Quote all of the data below exactly, please.

-*-*-

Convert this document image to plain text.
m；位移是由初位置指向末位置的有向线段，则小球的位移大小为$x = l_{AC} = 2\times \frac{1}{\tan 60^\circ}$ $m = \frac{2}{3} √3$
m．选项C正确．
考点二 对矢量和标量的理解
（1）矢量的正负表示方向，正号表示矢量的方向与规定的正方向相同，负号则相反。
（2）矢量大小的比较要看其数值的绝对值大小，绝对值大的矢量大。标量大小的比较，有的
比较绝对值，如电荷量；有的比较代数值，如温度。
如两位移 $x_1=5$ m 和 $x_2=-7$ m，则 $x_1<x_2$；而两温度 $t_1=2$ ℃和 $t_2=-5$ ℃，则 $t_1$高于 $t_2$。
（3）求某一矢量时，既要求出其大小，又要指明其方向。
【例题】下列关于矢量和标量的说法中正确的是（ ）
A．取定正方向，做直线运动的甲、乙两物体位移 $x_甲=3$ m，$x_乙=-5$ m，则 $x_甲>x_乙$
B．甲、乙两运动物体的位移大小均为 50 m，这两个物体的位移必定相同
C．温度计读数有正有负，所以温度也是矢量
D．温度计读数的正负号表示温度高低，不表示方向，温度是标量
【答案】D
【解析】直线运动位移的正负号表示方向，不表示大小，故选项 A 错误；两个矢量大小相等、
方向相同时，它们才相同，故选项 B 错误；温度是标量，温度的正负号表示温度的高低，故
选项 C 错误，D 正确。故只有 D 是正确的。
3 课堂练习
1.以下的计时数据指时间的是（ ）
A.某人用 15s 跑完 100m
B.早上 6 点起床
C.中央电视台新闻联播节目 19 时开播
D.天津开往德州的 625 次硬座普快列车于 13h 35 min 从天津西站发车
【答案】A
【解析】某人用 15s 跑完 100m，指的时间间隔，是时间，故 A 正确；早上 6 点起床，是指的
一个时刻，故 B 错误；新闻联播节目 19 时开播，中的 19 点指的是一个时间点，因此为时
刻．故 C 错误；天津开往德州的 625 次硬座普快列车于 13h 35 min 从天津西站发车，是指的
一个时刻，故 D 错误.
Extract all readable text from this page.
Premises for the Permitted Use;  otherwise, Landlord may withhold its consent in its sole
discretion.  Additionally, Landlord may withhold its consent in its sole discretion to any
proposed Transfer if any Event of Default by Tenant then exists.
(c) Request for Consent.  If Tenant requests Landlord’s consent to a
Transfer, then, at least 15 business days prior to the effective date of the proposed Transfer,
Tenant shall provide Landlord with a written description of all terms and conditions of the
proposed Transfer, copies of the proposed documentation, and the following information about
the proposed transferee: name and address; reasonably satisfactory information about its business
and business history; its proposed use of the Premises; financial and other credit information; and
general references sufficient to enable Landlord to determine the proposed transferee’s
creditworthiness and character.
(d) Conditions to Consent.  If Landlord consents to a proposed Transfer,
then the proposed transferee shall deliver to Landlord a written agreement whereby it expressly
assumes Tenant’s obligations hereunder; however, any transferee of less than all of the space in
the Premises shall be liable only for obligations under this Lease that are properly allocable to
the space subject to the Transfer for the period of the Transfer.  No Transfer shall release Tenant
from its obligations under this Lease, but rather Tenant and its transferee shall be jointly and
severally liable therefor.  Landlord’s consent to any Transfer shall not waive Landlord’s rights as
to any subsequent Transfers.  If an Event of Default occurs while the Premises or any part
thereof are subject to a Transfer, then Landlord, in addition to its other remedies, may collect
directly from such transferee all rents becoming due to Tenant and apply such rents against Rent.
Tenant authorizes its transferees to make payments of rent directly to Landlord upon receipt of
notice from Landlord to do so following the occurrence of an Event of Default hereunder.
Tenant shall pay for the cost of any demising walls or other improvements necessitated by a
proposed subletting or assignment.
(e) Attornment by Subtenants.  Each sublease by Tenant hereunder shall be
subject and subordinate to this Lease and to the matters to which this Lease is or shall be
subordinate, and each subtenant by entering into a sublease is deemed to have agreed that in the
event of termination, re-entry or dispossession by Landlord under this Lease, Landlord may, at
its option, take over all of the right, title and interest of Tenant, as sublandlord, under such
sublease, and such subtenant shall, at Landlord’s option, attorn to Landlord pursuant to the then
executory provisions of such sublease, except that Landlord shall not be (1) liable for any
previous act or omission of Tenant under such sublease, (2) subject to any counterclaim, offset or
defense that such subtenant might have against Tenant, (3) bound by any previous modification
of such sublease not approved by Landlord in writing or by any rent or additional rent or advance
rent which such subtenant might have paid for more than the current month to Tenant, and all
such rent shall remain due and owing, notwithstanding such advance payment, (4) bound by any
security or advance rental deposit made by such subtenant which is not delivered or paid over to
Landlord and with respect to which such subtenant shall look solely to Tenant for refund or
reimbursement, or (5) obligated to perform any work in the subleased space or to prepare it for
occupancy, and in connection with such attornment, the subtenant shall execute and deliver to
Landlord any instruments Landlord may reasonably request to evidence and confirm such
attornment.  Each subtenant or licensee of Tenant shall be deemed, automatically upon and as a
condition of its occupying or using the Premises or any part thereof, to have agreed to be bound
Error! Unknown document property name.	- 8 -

-*-*-

TASK SOLUTION:
Convert this document image to plain text.
m；位移是由初位置指向末位置的有向线段，则小球的位移大小为$x = l_{AC} = 2\times \frac{1}{\tan 60^\circ}$ $m = \frac{2}{3} √3$
m．选项C正确．
考点二 对矢量和标量的理解
（1）矢量的正负表示方向，正号表示矢量的方向与规定的正方向相同，负号则相反。
（2）矢量大小的比较要看其数值的绝对值大小，绝对值大的矢量大。标量大小的比较，有的
比较绝对值，如电荷量；有的比较代数值，如温度。
如两位移 $x_1=5$ m 和 $x_2=-7$ m，则 $x_1<x_2$；而两温度 $t_1=2$ ℃和 $t_2=-5$ ℃，则 $t_1$高于 $t_2$。
（3）求某一矢量时，既要求出其大小，又要指明其方向。
【例题】下列关于矢量和标量的说法中正确的是（ ）
A．取定正方向，做直线运动的甲、乙两物体位移 $x_甲=3$ m，$x_乙=-5$ m，则 $x_甲>x_乙$
B．甲、乙两运动物体的位移大小均为 50 m，这两个物体的位移必定相同
C．温度计读数有正有负，所以温度也是矢量
D．温度计读数的正负号表示温度高低，不表示方向，温度是标量
【答案】D
【解析】直线运动位移的正负号表示方向，不表示大小，故选项 A 错误；两个矢量大小相等、
方向相同时，它们才相同，故选项 B 错误；温度是标量，温度的正负号表示温度的高低，故
选项 C 错误，D 正确。故只有 D 是正确的。
3 课堂练习
1.以下的计时数据指时间的是（ ）
A.某人用 15s 跑完 100m
B.早上 6 点起床
C.中央电视台新闻联播节目 19 时开播
D.天津开往德州的 625 次硬座普快列车于 13h 35 min 从天津西站发车
【答案】A
【解析】某人用 15s 跑完 100m，指的时间间隔，是时间，故 A 正确；早上 6 点起床，是指的
一个时刻，故 B 错误；新闻联播节目 19 时开播，中的 19 点指的是一个时间点，因此为时
刻．故 C 错误；天津开往德州的 625 次硬座普快列车于 13h 35 min 从天津西站发车，是指的
一个时刻，故 D 错误.
Extract all readable text from this page.
Premises for the Permitted Use;  otherwise, Landlord may withhold its consent in its sole
discretion.  Additionally, Landlord may withhold its consent in its sole discretion to any
proposed Transfer if any Event of Default by Tenant then exists.
(c) Request for Consent.  If Tenant requests Landlord’s consent to a
Transfer, then, at least 15 business days prior to the effective date of the proposed Transfer,
Tenant shall provide Landlord with a written description of all terms and conditions of the
proposed Transfer, copies of the proposed documentation, and the following information about
the proposed transferee: name and address; reasonably satisfactory information about its business
and business history; its proposed use of the Premises; financial and other credit information; and
general references sufficient to enable Landlord to determine the proposed transferee’s
creditworthiness and character.
(d) Conditions to Consent.  If Landlord consents to a proposed Transfer,
then the proposed transferee shall deliver to Landlord a written agreement whereby it expressly
assumes Tenant’s obligations hereunder; however, any transferee of less than all of the space in
the Premises shall be liable only for obligations under this Lease that are properly allocable to
the space subject to the Transfer for the period of the Transfer.  No Transfer shall release Tenant
from its obligations under this Lease, but rather Tenant and its transferee shall be jointly and
severally liable therefor.  Landlord’s consent to any Transfer shall not waive Landlord’s rights as
to any subsequent Transfers.  If an Event of Default occurs while the Premises or any part
thereof are subject to a Transfer, then Landlord, in addition to its other remedies, may collect
directly from such transferee all rents becoming due to Tenant and apply such rents against Rent.
Tenant authorizes its transferees to make payments of rent directly to Landlord upon receipt of
notice from Landlord to do so following the occurrence of an Event of Default hereunder.
Tenant shall pay for the cost of any demising walls or other improvements necessitated by a
proposed subletting or assignment.
(e) Attornment by Subtenants.  Each sublease by Tenant hereunder shall be
subject and subordinate to this Lease and to the matters to which this Lease is or shall be
subordinate, and each subtenant by entering into a sublease is deemed to have agreed that in the
event of termination, re-entry or dispossession by Landlord under this Lease, Landlord may, at
its option, take over all of the right, title and interest of Tenant, as sublandlord, under such
sublease, and such subtenant shall, at Landlord’s option, attorn to Landlord pursuant to the then
executory provisions of such sublease, except that Landlord shall not be (1) liable for any
previous act or omission of Tenant under such sublease, (2) subject to any counterclaim, offset or
defense that such subtenant might have against Tenant, (3) bound by any previous modification
of such sublease not approved by Landlord in writing or by any rent or additional rent or advance
rent which such subtenant might have paid for more than the current month to Tenant, and all
such rent shall remain due and owing, notwithstanding such advance payment, (4) bound by any
security or advance rental deposit made by such subtenant which is not delivered or paid over to
Landlord and with respect to which such subtenant shall look solely to Tenant for refund or
reimbursement, or (5) obligated to perform any work in the subleased space or to prepare it for
occupancy, and in connection with such attornment, the subtenant shall execute and deliver to
Landlord any instruments Landlord may reasonably request to evidence and confirm such
attornment.  Each subtenant or licensee of Tenant shall be deemed, automatically upon and as a
condition of its occupying or using the Premises or any part thereof, to have agreed to be bound
Error! Unknown document property name.	- 8 -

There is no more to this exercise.